REQUIRED WORK | Gather up every line that includes the string "почте".

MATERIAL FOR THIS EXERCISE |
• • •
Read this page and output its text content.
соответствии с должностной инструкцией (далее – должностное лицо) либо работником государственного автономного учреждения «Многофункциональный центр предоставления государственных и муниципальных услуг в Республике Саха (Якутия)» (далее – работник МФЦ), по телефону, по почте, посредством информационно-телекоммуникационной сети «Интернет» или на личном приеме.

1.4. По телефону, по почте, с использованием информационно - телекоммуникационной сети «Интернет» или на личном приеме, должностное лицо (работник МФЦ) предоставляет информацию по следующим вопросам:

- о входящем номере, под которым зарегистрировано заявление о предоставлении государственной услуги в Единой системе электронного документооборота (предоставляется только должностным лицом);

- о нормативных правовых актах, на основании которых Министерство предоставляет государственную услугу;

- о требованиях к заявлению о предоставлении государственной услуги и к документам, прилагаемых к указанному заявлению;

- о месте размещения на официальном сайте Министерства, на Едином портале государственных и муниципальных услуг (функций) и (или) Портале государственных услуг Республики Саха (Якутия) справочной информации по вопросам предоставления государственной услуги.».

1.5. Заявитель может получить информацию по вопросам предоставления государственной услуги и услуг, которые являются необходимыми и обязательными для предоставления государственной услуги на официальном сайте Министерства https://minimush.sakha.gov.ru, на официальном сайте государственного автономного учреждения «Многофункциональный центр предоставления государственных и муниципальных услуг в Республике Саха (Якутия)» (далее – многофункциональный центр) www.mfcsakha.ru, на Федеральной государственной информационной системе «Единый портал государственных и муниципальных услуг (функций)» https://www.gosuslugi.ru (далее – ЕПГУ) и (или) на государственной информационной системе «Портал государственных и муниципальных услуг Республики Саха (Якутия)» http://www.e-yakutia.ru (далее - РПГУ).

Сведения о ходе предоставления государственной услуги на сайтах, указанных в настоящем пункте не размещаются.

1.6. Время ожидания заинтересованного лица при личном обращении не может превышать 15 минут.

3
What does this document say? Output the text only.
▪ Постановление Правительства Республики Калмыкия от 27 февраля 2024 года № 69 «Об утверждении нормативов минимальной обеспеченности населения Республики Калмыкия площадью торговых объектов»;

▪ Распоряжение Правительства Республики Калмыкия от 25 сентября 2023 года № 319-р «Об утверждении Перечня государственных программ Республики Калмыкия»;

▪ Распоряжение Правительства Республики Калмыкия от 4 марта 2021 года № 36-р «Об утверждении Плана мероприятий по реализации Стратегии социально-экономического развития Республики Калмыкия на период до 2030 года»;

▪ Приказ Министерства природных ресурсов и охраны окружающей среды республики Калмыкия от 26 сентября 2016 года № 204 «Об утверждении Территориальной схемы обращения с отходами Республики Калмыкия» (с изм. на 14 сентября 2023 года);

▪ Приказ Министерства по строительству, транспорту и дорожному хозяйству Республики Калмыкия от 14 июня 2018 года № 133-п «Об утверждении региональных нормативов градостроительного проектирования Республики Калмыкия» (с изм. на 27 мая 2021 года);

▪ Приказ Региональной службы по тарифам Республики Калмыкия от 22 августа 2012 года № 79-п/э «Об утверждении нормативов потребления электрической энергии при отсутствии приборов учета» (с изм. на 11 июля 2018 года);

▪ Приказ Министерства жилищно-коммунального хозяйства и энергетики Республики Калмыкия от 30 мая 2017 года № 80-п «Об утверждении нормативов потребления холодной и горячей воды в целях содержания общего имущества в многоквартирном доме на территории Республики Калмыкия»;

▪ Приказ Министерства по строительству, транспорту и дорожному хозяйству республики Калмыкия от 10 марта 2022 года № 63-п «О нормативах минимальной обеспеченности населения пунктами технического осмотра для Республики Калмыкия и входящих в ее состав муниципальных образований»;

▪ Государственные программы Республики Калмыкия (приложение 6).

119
• • •
RESPONSE |
соответствии с должностной инструкцией (далее – должностное лицо) либо работником государственного автономного учреждения «Многофункциональный центр предоставления государственных и муниципальных услуг в Республике Саха (Якутия)» (далее – работник МФЦ), по телефону, по почте, посредством информационно-телекоммуникационной сети «Интернет» или на личном приеме.
1.4. По телефону, по почте, с использованием информационно - телекоммуникационной сети «Интернет» или на личном приеме, должностное лицо (работник МФЦ) предоставляет информацию по следующим вопросам:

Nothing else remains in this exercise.